• Extracted records:
+++

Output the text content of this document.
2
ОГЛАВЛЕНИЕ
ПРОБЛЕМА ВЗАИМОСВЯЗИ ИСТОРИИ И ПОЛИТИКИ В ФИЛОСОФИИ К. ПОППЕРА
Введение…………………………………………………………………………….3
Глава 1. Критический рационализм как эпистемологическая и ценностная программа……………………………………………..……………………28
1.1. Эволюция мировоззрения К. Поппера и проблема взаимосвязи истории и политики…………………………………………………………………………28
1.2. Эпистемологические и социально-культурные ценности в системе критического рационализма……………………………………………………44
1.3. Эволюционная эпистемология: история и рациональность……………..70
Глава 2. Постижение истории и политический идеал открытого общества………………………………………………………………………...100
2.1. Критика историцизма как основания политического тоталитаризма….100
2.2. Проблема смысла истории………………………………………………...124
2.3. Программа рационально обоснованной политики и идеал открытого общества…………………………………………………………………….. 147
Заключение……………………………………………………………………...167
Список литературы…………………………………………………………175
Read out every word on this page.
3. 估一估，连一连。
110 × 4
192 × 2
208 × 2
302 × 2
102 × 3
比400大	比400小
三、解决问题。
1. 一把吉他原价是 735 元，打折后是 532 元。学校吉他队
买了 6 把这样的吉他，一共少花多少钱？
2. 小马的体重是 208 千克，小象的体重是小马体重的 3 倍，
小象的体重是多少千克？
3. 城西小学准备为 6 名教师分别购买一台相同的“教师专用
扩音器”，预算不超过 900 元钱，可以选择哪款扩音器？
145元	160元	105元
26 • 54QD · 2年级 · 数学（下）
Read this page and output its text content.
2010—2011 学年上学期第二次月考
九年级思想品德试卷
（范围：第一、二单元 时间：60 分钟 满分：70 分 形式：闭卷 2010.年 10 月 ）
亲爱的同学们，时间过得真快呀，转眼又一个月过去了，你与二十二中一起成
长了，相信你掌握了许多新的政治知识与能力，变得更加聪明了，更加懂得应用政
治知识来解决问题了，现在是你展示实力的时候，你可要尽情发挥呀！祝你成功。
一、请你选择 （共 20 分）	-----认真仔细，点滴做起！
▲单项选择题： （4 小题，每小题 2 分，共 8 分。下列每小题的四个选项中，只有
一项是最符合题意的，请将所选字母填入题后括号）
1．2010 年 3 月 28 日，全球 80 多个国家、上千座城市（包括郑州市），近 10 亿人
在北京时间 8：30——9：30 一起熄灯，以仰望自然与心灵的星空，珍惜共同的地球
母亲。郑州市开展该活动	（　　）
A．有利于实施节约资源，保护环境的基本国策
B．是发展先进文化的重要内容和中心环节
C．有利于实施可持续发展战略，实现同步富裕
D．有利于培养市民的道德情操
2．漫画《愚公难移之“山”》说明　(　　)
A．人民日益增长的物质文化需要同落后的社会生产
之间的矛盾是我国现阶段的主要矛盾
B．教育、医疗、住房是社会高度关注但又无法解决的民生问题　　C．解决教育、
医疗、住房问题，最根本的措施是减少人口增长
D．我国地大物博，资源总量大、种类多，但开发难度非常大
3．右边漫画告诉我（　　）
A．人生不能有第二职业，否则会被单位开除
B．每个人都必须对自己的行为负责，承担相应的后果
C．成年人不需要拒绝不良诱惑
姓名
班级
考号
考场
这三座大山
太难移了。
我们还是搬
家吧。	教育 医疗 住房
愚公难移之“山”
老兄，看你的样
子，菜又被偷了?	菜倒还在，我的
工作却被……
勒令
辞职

+++

Copy out the whole listing, exactly as written.

• FULL RESPONSE:
Output the text content of this document.
2
ОГЛАВЛЕНИЕ
ПРОБЛЕМА ВЗАИМОСВЯЗИ ИСТОРИИ И ПОЛИТИКИ В ФИЛОСОФИИ К. ПОППЕРА
Введение…………………………………………………………………………….3
Глава 1. Критический рационализм как эпистемологическая и ценностная программа……………………………………………..……………………28
1.1. Эволюция мировоззрения К. Поппера и проблема взаимосвязи истории и политики…………………………………………………………………………28
1.2. Эпистемологические и социально-культурные ценности в системе критического рационализма……………………………………………………44
1.3. Эволюционная эпистемология: история и рациональность……………..70
Глава 2. Постижение истории и политический идеал открытого общества………………………………………………………………………...100
2.1. Критика историцизма как основания политического тоталитаризма….100
2.2. Проблема смысла истории………………………………………………...124
2.3. Программа рационально обоснованной политики и идеал открытого общества…………………………………………………………………….. 147
Заключение……………………………………………………………………...167
Список литературы…………………………………………………………175
Read out every word on this page.
3. 估一估，连一连。
110 × 4
192 × 2
208 × 2
302 × 2
102 × 3
比400大	比400小
三、解决问题。
1. 一把吉他原价是 735 元，打折后是 532 元。学校吉他队
买了 6 把这样的吉他，一共少花多少钱？
2. 小马的体重是 208 千克，小象的体重是小马体重的 3 倍，
小象的体重是多少千克？
3. 城西小学准备为 6 名教师分别购买一台相同的“教师专用
扩音器”，预算不超过 900 元钱，可以选择哪款扩音器？
145元	160元	105元
26 • 54QD · 2年级 · 数学（下）
Read this page and output its text content.
2010—2011 学年上学期第二次月考
九年级思想品德试卷
（范围：第一、二单元 时间：60 分钟 满分：70 分 形式：闭卷 2010.年 10 月 ）
亲爱的同学们，时间过得真快呀，转眼又一个月过去了，你与二十二中一起成
长了，相信你掌握了许多新的政治知识与能力，变得更加聪明了，更加懂得应用政
治知识来解决问题了，现在是你展示实力的时候，你可要尽情发挥呀！祝你成功。
一、请你选择 （共 20 分）	-----认真仔细，点滴做起！
▲单项选择题： （4 小题，每小题 2 分，共 8 分。下列每小题的四个选项中，只有
一项是最符合题意的，请将所选字母填入题后括号）
1．2010 年 3 月 28 日，全球 80 多个国家、上千座城市（包括郑州市），近 10 亿人
在北京时间 8：30——9：30 一起熄灯，以仰望自然与心灵的星空，珍惜共同的地球
母亲。郑州市开展该活动	（　　）
A．有利于实施节约资源，保护环境的基本国策
B．是发展先进文化的重要内容和中心环节
C．有利于实施可持续发展战略，实现同步富裕
D．有利于培养市民的道德情操
2．漫画《愚公难移之“山”》说明　(　　)
A．人民日益增长的物质文化需要同落后的社会生产
之间的矛盾是我国现阶段的主要矛盾
B．教育、医疗、住房是社会高度关注但又无法解决的民生问题　　C．解决教育、
医疗、住房问题，最根本的措施是减少人口增长
D．我国地大物博，资源总量大、种类多，但开发难度非常大
3．右边漫画告诉我（　　）
A．人生不能有第二职业，否则会被单位开除
B．每个人都必须对自己的行为负责，承担相应的后果
C．成年人不需要拒绝不良诱惑
姓名
班级
考号
考场
这三座大山
太难移了。
我们还是搬
家吧。	教育 医疗 住房
愚公难移之“山”
老兄，看你的样
子，菜又被偷了?	菜倒还在，我的
工作却被……
勒令
辞职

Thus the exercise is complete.